>> begin Data entries
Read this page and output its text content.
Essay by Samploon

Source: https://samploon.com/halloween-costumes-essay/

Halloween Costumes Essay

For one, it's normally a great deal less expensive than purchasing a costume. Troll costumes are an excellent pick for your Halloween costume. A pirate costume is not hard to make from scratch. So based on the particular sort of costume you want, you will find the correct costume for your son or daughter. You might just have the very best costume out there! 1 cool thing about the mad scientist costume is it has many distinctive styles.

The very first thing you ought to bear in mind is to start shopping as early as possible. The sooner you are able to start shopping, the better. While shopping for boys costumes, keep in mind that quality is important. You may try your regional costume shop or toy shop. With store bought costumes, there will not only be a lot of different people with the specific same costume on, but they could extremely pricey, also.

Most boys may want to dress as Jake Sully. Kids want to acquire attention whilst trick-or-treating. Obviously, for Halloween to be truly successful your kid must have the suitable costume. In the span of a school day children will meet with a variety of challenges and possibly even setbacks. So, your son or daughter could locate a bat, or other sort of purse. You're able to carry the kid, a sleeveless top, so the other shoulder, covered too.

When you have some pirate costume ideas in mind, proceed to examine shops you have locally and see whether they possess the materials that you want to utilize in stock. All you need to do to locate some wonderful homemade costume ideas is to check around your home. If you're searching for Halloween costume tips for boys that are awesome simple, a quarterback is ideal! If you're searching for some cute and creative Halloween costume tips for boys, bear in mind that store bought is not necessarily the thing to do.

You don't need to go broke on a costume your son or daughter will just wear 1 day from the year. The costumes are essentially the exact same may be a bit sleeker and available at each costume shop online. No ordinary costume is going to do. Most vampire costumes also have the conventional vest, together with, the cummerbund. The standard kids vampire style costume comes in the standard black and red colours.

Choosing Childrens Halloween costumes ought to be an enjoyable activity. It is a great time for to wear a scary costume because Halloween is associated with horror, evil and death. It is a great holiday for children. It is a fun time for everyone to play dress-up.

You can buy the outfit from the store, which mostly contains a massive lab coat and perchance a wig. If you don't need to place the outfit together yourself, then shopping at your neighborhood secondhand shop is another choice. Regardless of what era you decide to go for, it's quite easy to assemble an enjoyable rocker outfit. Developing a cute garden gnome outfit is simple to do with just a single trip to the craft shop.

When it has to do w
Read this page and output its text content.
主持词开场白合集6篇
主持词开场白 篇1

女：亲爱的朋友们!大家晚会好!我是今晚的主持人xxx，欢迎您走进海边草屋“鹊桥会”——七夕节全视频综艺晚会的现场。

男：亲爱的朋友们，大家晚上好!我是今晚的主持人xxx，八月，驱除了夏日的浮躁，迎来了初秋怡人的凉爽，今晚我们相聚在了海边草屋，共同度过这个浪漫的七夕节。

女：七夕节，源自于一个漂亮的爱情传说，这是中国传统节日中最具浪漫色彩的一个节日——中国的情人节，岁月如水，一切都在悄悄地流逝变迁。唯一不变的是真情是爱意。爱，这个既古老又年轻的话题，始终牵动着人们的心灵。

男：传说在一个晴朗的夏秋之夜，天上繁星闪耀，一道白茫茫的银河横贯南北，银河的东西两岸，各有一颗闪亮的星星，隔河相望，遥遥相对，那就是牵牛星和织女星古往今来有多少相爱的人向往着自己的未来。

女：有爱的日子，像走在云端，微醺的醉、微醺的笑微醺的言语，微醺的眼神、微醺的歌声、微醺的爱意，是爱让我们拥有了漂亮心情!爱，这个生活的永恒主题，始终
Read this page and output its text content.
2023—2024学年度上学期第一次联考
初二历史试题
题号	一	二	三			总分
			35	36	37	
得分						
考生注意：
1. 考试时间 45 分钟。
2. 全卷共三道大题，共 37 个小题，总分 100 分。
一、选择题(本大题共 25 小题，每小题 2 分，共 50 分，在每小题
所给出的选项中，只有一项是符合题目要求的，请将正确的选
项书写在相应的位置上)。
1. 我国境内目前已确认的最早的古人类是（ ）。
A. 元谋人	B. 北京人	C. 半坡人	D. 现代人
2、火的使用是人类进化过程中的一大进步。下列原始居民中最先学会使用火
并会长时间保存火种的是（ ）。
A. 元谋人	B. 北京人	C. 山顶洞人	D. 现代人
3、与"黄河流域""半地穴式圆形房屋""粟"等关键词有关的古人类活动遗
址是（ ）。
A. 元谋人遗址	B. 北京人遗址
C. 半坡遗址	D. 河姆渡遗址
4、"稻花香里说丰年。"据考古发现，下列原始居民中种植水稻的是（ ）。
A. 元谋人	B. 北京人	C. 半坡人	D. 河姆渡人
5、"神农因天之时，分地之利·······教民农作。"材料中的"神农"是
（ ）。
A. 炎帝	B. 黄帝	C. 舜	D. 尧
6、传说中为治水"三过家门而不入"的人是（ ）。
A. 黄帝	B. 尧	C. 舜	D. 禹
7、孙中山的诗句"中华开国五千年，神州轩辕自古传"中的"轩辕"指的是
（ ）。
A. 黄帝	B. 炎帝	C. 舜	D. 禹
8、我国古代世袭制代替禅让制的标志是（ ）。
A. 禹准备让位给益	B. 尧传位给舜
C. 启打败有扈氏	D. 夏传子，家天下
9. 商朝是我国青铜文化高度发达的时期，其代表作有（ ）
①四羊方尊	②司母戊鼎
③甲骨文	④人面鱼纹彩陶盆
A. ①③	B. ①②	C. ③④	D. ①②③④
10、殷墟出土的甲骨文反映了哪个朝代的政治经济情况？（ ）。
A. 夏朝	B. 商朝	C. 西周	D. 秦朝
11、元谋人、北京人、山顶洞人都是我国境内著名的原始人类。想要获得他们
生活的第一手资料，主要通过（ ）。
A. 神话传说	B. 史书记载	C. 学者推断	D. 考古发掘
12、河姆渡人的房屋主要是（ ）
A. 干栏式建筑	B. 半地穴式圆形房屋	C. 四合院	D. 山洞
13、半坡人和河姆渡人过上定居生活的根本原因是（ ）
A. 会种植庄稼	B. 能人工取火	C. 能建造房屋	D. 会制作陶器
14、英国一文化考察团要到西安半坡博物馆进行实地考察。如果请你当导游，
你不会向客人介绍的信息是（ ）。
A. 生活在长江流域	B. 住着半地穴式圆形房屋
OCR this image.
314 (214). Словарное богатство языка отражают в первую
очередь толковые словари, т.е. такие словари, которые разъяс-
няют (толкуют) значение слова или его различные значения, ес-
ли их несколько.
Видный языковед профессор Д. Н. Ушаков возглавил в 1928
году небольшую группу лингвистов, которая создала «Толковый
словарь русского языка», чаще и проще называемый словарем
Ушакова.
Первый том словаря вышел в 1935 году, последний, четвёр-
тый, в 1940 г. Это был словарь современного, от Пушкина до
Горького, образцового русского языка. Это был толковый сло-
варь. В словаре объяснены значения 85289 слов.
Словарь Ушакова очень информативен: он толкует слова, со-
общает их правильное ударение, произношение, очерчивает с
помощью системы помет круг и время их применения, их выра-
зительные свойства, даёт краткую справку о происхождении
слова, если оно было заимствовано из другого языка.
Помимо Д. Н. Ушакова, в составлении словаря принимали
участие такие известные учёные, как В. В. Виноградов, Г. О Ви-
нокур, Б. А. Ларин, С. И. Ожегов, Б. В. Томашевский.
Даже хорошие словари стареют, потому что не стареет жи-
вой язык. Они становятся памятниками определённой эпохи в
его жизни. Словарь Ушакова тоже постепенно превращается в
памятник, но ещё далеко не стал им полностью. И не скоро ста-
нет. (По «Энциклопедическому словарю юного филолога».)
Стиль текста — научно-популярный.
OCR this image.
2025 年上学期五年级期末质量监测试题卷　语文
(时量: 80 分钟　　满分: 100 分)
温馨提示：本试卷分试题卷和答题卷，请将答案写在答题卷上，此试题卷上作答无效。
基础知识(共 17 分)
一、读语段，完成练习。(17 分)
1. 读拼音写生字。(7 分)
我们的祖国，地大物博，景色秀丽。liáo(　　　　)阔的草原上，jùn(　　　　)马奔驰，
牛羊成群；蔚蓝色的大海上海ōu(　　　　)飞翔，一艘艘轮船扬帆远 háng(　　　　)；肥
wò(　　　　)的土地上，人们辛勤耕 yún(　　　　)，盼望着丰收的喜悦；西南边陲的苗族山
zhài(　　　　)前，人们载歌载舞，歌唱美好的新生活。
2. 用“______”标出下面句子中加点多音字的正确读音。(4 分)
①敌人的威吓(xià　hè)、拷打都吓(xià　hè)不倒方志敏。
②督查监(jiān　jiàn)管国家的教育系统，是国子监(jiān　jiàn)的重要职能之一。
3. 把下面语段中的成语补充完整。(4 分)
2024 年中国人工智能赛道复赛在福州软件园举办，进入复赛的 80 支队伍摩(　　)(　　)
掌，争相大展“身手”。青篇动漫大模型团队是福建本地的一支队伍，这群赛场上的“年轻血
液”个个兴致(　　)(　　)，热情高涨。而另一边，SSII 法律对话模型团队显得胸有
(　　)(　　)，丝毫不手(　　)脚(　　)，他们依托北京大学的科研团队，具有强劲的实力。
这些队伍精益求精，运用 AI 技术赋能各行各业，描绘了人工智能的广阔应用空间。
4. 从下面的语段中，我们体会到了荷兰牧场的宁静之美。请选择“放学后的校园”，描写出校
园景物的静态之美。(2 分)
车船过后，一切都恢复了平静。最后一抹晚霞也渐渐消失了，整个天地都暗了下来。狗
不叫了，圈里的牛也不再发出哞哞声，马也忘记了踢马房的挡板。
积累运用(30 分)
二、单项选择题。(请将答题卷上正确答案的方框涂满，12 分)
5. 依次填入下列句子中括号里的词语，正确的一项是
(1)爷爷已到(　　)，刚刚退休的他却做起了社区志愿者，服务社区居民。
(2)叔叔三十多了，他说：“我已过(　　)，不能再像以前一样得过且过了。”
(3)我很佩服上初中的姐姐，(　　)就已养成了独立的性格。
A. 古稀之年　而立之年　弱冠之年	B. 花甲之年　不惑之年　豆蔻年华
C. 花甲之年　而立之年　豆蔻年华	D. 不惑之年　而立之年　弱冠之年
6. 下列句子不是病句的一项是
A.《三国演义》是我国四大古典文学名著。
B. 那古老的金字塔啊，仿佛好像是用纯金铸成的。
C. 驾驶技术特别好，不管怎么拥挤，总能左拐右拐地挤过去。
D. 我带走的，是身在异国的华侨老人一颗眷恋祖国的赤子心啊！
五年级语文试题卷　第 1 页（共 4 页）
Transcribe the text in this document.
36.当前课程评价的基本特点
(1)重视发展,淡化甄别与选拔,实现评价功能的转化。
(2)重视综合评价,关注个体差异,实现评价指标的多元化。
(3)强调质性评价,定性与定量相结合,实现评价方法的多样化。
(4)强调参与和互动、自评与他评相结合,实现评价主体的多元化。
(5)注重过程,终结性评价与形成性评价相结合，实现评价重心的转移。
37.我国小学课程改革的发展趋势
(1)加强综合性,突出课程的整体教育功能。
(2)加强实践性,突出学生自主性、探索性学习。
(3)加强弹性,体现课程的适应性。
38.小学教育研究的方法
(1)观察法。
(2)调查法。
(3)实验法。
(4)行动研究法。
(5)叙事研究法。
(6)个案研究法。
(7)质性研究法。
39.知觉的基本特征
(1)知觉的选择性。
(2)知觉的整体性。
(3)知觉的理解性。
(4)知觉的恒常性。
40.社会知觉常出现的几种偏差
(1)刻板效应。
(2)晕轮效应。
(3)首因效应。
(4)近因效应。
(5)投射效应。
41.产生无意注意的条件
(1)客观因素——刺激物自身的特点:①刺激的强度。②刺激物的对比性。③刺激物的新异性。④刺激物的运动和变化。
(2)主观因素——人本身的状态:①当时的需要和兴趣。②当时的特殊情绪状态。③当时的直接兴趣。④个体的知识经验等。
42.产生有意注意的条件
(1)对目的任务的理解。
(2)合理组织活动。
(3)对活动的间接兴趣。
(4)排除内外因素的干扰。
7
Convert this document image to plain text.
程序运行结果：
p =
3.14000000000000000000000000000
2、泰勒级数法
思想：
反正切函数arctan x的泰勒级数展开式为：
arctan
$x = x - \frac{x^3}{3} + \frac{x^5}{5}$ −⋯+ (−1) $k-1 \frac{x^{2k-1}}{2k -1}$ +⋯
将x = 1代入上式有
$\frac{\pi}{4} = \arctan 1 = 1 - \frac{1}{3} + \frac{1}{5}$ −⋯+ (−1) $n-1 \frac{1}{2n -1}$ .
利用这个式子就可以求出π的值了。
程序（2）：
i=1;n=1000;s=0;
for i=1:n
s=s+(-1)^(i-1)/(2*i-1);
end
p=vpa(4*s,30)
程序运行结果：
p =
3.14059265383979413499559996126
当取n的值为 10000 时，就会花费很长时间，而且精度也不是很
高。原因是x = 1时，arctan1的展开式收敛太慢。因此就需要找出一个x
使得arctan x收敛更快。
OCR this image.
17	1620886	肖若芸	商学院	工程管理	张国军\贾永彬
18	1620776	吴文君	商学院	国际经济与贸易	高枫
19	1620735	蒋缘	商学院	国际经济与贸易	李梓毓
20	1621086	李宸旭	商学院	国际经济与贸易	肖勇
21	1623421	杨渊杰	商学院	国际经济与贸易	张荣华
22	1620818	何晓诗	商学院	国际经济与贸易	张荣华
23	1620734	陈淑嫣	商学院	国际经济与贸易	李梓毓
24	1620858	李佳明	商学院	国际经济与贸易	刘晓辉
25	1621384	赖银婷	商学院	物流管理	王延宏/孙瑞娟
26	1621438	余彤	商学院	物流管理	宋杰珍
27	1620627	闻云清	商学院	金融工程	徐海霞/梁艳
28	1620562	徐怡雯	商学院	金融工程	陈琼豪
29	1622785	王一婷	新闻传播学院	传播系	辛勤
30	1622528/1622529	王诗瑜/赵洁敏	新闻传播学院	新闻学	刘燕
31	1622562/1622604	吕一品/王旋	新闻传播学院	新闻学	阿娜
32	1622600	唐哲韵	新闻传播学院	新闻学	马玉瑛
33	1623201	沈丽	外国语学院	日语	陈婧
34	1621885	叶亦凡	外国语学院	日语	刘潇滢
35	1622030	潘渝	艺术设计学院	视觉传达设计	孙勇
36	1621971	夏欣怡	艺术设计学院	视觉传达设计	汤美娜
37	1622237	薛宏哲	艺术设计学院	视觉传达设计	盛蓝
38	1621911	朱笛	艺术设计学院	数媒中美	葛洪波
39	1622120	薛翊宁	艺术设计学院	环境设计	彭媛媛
>> end Data entries
Stated exercise:
In the listing, find every line containing the word "shopping" and list it.

Correct result:
The very first thing you ought to bear in mind is to start shopping as early as possible. The sooner you are able to start shopping, the better. While shopping for boys costumes, keep in mind that quality is important. You may try your regional costume shop or toy shop. With store bought costumes, there will not only be a lot of different people with the specific same costume on, but they could extremely pricey, also.
You can buy the outfit from the store, which mostly contains a massive lab coat and perchance a wig. If you don't need to place the outfit together yourself, then shopping at your neighborhood secondhand shop is another choice. Regardless of what era you decide to go for, it's quite easy to assemble an enjoyable rocker outfit. Developing a cute garden gnome outfit is simple to do with just a single trip to the craft shop.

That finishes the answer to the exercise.